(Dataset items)
▼
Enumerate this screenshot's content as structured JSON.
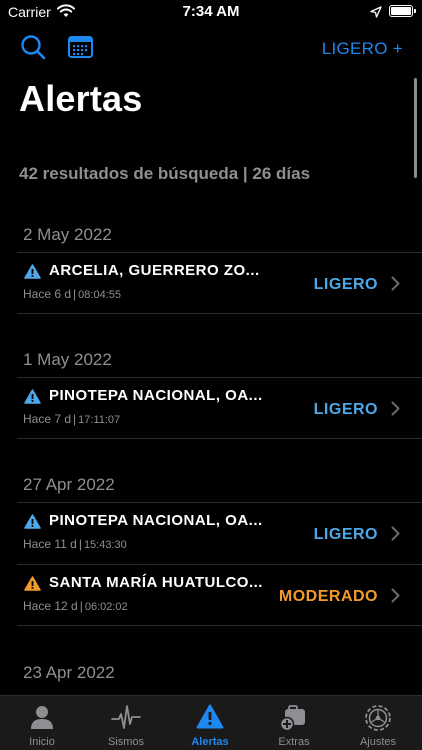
{
  "status": {
    "carrier": "Carrier",
    "time": "7:34 AM"
  },
  "nav": {
    "link": "LIGERO +"
  },
  "title": "Alertas",
  "summary": "42 resultados de búsqueda | 26 días",
  "colors": {
    "ligero": "#4ea8e8",
    "moderado": "#f29b2d",
    "accent": "#1e88f0"
  },
  "sections": [
    {
      "date": "2 May 2022",
      "rows": [
        {
          "title": "ARCELIA, GUERRERO ZO...",
          "ago": "Hace 6 d",
          "time": "08:04:55",
          "level": "LIGERO",
          "color": "#4ea8e8"
        }
      ]
    },
    {
      "date": "1 May 2022",
      "rows": [
        {
          "title": "PINOTEPA NACIONAL, OA...",
          "ago": "Hace 7 d",
          "time": "17:11:07",
          "level": "LIGERO",
          "color": "#4ea8e8"
        }
      ]
    },
    {
      "date": "27 Apr 2022",
      "rows": [
        {
          "title": "PINOTEPA NACIONAL, OA...",
          "ago": "Hace 11 d",
          "time": "15:43:30",
          "level": "LIGERO",
          "color": "#4ea8e8"
        },
        {
          "title": "SANTA MARÍA HUATULCO...",
          "ago": "Hace 12 d",
          "time": "06:02:02",
          "level": "MODERADO",
          "color": "#f29b2d"
        }
      ]
    },
    {
      "date": "23 Apr 2022",
      "rows": []
    }
  ],
  "tabs": [
    {
      "label": "Inicio",
      "icon": "person-icon"
    },
    {
      "label": "Sismos",
      "icon": "seismograph-icon"
    },
    {
      "label": "Alertas",
      "icon": "alert-icon"
    },
    {
      "label": "Extras",
      "icon": "extras-icon"
    },
    {
      "label": "Ajustes",
      "icon": "gear-icon"
    }
  ]
}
▲
__WHAT YOU SHOULD DO__
Write out the data precisely as given, excluding the pictures.

__RESULT FOR THIS EXERCISE__
Enumerate this screenshot's content as structured JSON.
{
  "status": {
    "carrier": "Carrier",
    "time": "7:34 AM"
  },
  "nav": {
    "link": "LIGERO +"
  },
  "title": "Alertas",
  "summary": "42 resultados de búsqueda | 26 días",
  "colors": {
    "ligero": "#4ea8e8",
    "moderado": "#f29b2d",
    "accent": "#1e88f0"
  },
  "sections": [
    {
      "date": "2 May 2022",
      "rows": [
        {
          "title": "ARCELIA, GUERRERO ZO...",
          "ago": "Hace 6 d",
          "time": "08:04:55",
          "level": "LIGERO",
          "color": "#4ea8e8"
        }
      ]
    },
    {
      "date": "1 May 2022",
      "rows": [
        {
          "title": "PINOTEPA NACIONAL, OA...",
          "ago": "Hace 7 d",
          "time": "17:11:07",
          "level": "LIGERO",
          "color": "#4ea8e8"
        }
      ]
    },
    {
      "date": "27 Apr 2022",
      "rows": [
        {
          "title": "PINOTEPA NACIONAL, OA...",
          "ago": "Hace 11 d",
          "time": "15:43:30",
          "level": "LIGERO",
          "color": "#4ea8e8"
        },
        {
          "title": "SANTA MARÍA HUATULCO...",
          "ago": "Hace 12 d",
          "time": "06:02:02",
          "level": "MODERADO",
          "color": "#f29b2d"
        }
      ]
    },
    {
      "date": "23 Apr 2022",
      "rows": []
    }
  ],
  "tabs": [
    {
      "label": "Inicio",
      "icon": "person-icon"
    },
    {
      "label": "Sismos",
      "icon": "seismograph-icon"
    },
    {
      "label": "Alertas",
      "icon": "alert-icon"
    },
    {
      "label": "Extras",
      "icon": "extras-icon"
    },
    {
      "label": "Ajustes",
      "icon": "gear-icon"
    }
  ]
}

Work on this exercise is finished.